## Task to carry out:
Count only the lines of the records that hold "visible", then give the number without any other words.
------ Supplied records
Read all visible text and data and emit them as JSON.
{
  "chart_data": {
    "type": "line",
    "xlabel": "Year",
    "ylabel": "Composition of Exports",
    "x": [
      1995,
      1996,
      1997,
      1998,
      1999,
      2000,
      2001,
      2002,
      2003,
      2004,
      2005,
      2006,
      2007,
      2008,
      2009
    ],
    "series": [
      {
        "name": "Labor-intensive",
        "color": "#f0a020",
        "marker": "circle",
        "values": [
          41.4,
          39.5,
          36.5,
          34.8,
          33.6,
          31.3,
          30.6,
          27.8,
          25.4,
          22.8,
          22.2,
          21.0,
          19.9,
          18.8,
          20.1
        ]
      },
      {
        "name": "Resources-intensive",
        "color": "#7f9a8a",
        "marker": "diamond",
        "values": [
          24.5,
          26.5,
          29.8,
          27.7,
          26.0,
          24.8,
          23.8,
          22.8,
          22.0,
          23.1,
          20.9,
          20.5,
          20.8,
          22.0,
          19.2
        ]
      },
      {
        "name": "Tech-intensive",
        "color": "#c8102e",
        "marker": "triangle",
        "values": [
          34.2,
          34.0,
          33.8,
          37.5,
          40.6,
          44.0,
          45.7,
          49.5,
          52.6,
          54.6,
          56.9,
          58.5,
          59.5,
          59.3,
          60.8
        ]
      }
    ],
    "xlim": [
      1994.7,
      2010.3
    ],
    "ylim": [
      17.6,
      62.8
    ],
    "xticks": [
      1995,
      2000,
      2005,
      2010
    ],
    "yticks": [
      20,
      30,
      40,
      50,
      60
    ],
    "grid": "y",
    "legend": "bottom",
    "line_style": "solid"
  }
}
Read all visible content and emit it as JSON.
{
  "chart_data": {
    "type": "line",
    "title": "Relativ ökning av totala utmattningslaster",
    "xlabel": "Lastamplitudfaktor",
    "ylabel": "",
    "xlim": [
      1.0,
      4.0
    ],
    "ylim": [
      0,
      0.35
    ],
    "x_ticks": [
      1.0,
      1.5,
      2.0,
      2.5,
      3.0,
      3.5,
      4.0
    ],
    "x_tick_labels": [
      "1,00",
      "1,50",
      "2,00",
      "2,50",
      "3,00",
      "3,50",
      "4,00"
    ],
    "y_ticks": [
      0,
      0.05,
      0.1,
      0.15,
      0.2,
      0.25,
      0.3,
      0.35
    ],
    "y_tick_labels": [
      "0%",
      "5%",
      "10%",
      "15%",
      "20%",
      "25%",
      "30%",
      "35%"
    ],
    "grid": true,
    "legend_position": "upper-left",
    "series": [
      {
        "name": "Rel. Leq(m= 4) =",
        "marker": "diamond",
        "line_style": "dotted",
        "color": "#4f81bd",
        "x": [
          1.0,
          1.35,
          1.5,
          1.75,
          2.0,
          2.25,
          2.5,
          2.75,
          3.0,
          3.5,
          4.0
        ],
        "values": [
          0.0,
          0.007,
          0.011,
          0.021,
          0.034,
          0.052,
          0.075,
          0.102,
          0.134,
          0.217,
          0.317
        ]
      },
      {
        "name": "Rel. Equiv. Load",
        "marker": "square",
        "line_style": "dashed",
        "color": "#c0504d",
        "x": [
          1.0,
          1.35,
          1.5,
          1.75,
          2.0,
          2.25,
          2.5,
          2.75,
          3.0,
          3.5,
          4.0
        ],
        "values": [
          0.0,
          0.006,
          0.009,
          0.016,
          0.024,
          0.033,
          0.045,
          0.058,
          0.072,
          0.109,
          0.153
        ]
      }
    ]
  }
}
------------
## Answer for this exercise:
2